■ PROBLEM TO SOLVE:
Set all the material down again unchanged, without the pictures.

* Start *

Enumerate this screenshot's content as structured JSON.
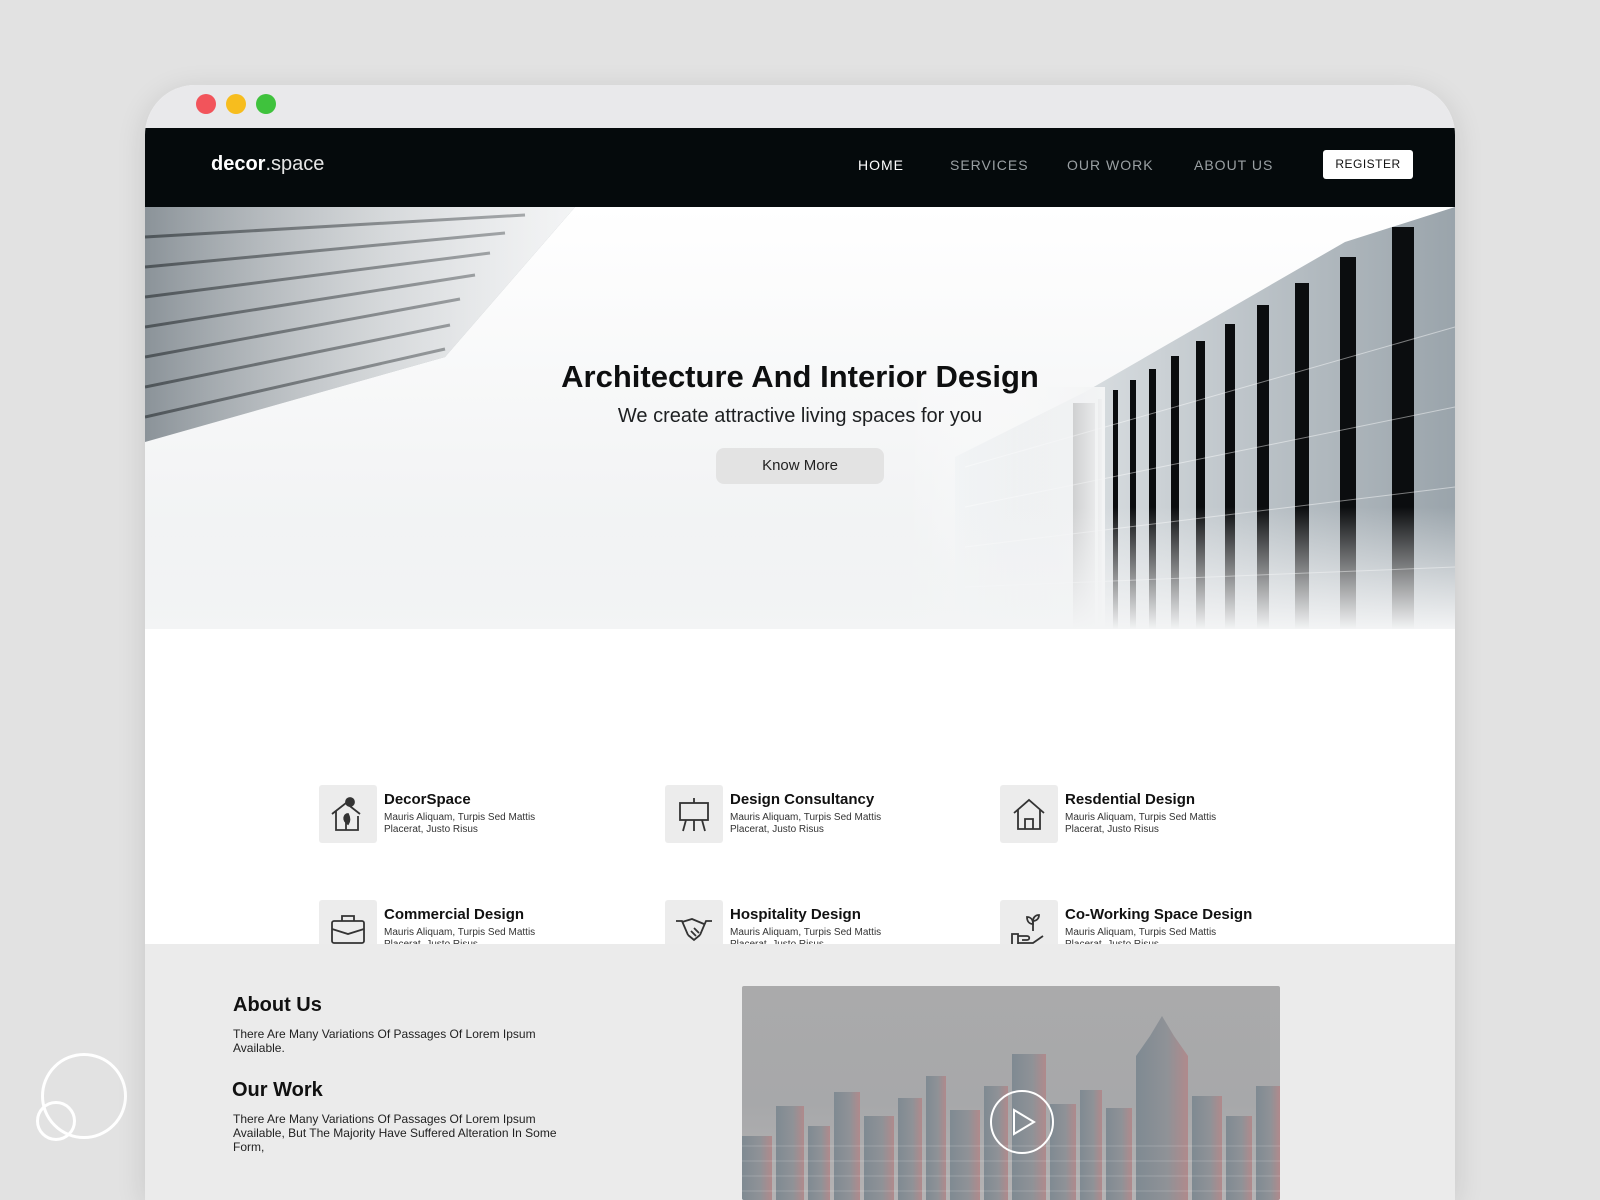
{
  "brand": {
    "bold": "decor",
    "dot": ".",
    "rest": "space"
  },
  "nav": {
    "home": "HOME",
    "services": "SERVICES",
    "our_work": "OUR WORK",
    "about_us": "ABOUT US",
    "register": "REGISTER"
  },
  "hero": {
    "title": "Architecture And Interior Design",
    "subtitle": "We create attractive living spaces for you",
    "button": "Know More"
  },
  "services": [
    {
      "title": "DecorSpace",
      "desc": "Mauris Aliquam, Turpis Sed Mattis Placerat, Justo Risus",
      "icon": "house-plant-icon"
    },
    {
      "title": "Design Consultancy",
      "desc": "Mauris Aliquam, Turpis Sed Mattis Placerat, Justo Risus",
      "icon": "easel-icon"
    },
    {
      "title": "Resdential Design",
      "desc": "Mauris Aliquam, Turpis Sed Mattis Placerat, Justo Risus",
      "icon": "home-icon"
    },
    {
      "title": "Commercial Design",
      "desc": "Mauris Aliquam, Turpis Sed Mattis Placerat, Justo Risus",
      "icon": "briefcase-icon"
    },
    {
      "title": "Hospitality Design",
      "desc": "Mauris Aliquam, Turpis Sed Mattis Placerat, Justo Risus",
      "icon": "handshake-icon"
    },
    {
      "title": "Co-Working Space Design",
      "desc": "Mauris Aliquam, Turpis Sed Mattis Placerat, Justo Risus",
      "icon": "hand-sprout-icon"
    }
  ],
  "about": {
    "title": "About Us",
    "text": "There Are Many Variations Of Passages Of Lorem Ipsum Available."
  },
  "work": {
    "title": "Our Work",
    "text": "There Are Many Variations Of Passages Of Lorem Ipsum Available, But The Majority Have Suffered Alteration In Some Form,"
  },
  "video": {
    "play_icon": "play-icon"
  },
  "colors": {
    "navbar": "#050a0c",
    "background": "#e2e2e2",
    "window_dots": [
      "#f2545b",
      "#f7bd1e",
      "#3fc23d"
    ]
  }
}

* End *

■ FINAL ANSWER:
Enumerate this screenshot's content as structured JSON.
{
  "brand": {
    "bold": "decor",
    "dot": ".",
    "rest": "space"
  },
  "nav": {
    "home": "HOME",
    "services": "SERVICES",
    "our_work": "OUR WORK",
    "about_us": "ABOUT US",
    "register": "REGISTER"
  },
  "hero": {
    "title": "Architecture And Interior Design",
    "subtitle": "We create attractive living spaces for you",
    "button": "Know More"
  },
  "services": [
    {
      "title": "DecorSpace",
      "desc": "Mauris Aliquam, Turpis Sed Mattis Placerat, Justo Risus",
      "icon": "house-plant-icon"
    },
    {
      "title": "Design Consultancy",
      "desc": "Mauris Aliquam, Turpis Sed Mattis Placerat, Justo Risus",
      "icon": "easel-icon"
    },
    {
      "title": "Resdential Design",
      "desc": "Mauris Aliquam, Turpis Sed Mattis Placerat, Justo Risus",
      "icon": "home-icon"
    },
    {
      "title": "Commercial Design",
      "desc": "Mauris Aliquam, Turpis Sed Mattis Placerat, Justo Risus",
      "icon": "briefcase-icon"
    },
    {
      "title": "Hospitality Design",
      "desc": "Mauris Aliquam, Turpis Sed Mattis Placerat, Justo Risus",
      "icon": "handshake-icon"
    },
    {
      "title": "Co-Working Space Design",
      "desc": "Mauris Aliquam, Turpis Sed Mattis Placerat, Justo Risus",
      "icon": "hand-sprout-icon"
    }
  ],
  "about": {
    "title": "About Us",
    "text": "There Are Many Variations Of Passages Of Lorem Ipsum Available."
  },
  "work": {
    "title": "Our Work",
    "text": "There Are Many Variations Of Passages Of Lorem Ipsum Available, But The Majority Have Suffered Alteration In Some Form,"
  },
  "video": {
    "play_icon": "play-icon"
  },
  "colors": {
    "navbar": "#050a0c",
    "background": "#e2e2e2",
    "window_dots": [
      "#f2545b",
      "#f7bd1e",
      "#3fc23d"
    ]
  }
}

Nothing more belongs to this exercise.